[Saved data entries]
====
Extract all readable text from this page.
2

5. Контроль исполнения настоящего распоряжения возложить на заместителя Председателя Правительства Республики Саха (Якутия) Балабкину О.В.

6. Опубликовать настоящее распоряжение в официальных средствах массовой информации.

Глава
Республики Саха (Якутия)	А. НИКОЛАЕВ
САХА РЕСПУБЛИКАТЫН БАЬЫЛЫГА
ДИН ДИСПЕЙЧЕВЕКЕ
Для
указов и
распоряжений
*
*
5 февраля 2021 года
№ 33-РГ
====
[What to do] Print again each line of the listing above, exactly as it appears.

[Response to this exercise]
Extract all readable text from this page.
2

5. Контроль исполнения настоящего распоряжения возложить на заместителя Председателя Правительства Республики Саха (Якутия) Балабкину О.В.

6. Опубликовать настоящее распоряжение в официальных средствах массовой информации.

Глава
Республики Саха (Якутия)	А. НИКОЛАЕВ
САХА РЕСПУБЛИКАТЫН БАЬЫЛЫГА
ДИН ДИСПЕЙЧЕВЕКЕ
Для
указов и
распоряжений
*
*
5 февраля 2021 года
№ 33-РГ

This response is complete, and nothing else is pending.